Hebraica
La scuola elementare al tempo del Talmud

Sette anni di istruzione obbligatoria per tutti

L’insegnamento è un tema che già la Torà affronta, con particolare insistenza nel libro di Devarim/Deuteronomio. Qui, per esempio, ricorre nelle due prime pericopi che, unite a un brano di Bemidbar/Numeri, compongono lo Shemà. Nel primo brano della preghiera (Dt 6,4-9) si dice:

Saranno queste parole che io ti comando oggi sul tuo cuore, le ripeterai ai tuoi figli (veshinantam levanecha) e ne parlerai (vedibarta) con loro stando nella tua casa, camminando per la via, quando ti coricherai e quando ti alzerai.

Un messaggio ribadito impiegando un differente verbo, dunque con una sfumatura nuova, nel secondo brano (Dt 11,13-21):

Le insegnerete (velimadtem otam et-bnechem) parlandone (ledaber) con loro stando in casa, quando cammini per la via, quando ti coricherai e quando ti alzerai.

Nel primo passo abbiamo il verbo “ripetere” (veshinantam deriva dalla stessa radice di mishnà, ripetizione), nel secondo “insegnare” (velimadtem appartiene alla stessa area semantica di talmid, studente, e talmud, insegnamento). In entrambi segue un riferimento esplicito ai figli (levanecha/et-bnechem), il cui apprendimento avviene per via orale come chiarisce l’impiego del verbo “parlare” (vedibarta/ledaber).

Il midrash normativo di tipo esegetico Sifrè sul libro di Devarim puntualizza specificando che ogni padre dovrebbe insegnare al figlio la Torà in ebraico. D’altro canto grazie alla Mishnà, al Talmud e al Midrash conosciamo piuttosto bene il sistema di istruzione rabbinica, l’ambiente delle accademie e il discepolato. Sappiamo meno della fase intermedia, apparentemente stretta e quasi schiacciata tra l’educazione famigliare, in linea di principio di tutti, e l’apprendimento avanzato successivo all’età della maggiorità religiosa per una minoranza di allievi modello. Tuttavia nei testi fondamentali della tradizione rabbinica compaiono cenni e anche alcune discussioni tra maestri che ci danno elementi per ricostruire l’istruzione elementare al tempo della Mishnà e soprattutto del Talmud.

Va anzitutto sottolineato che il contesto esistenziale della letteratura rabbinica, come ha scritto l’autorevole studioso tedesco Günter Stemberger, è costituito non soltanto da preghiera, esegesi e spiegazione omiletica nelle sinagoghe e dal sistema normativo-giudiziario, ma anche e in primo luogo dall’attività scolastica (Introduzione al Talmud e al Midrash, Città Nuova). Inoltre la scuola va intesa come il più potente veicolo di diffusione della civiltà rabbinica, che in età tardoantica e altomedievale si afferma progressivamente fino a imporsi quasi sull’intero mondo ebraico.

--------

Cosa fare
Riscrivi il tratto del brano sulla scuola al tempo del Talmud che va da "Le insegnerete (velimadtem" fino a "cammini per la via, quando ti coricherai e quando ti alzerai.", mettendo "spiegherete" al posto di "insegnerete".

--------

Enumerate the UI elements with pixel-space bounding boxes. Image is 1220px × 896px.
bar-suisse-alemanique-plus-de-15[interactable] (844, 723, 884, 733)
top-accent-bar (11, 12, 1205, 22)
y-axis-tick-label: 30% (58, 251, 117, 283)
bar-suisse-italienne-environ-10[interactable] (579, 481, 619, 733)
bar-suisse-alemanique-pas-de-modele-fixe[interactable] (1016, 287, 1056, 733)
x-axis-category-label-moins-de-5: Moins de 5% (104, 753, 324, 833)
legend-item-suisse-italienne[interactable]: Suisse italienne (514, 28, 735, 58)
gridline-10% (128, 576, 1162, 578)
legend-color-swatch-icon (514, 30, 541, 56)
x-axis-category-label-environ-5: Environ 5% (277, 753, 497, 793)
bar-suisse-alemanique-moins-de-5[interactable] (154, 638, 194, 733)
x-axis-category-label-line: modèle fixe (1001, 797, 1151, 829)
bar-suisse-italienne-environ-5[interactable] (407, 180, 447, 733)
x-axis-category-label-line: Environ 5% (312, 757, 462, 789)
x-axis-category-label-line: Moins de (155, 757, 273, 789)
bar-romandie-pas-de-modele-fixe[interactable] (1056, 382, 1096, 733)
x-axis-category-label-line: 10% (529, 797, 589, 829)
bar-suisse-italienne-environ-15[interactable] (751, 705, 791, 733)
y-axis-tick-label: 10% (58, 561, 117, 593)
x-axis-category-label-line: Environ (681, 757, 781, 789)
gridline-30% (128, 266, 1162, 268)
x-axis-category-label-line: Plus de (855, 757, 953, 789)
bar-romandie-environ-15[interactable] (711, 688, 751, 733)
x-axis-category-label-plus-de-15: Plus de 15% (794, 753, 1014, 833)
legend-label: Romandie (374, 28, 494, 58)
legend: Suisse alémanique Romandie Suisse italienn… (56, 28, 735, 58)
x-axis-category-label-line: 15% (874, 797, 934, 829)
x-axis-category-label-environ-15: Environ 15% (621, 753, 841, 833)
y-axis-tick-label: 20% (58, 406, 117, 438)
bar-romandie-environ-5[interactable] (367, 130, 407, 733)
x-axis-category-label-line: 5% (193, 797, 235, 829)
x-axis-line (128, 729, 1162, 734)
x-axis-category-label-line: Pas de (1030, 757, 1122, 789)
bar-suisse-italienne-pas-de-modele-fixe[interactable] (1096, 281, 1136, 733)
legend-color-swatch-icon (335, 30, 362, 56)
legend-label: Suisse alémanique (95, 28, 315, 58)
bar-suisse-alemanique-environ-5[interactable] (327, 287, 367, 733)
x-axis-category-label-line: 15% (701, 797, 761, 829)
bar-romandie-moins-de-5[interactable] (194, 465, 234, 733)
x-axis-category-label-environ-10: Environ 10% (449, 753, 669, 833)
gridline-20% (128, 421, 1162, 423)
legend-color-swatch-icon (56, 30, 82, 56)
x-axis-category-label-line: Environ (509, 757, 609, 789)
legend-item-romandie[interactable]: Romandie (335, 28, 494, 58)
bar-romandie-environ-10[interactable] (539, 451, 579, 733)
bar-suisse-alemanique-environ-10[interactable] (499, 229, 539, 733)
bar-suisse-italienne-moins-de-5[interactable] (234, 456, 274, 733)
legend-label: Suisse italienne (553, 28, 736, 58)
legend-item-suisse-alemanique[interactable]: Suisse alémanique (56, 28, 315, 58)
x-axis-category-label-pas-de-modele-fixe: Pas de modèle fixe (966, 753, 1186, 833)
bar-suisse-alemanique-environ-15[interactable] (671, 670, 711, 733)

--------

Soluzione
Le spiegherete (velimadtem otam et-bnechem) parlandone (ledaber) con loro stando in casa, quando cammini per la via, quando ti coricherai e quando ti alzerai.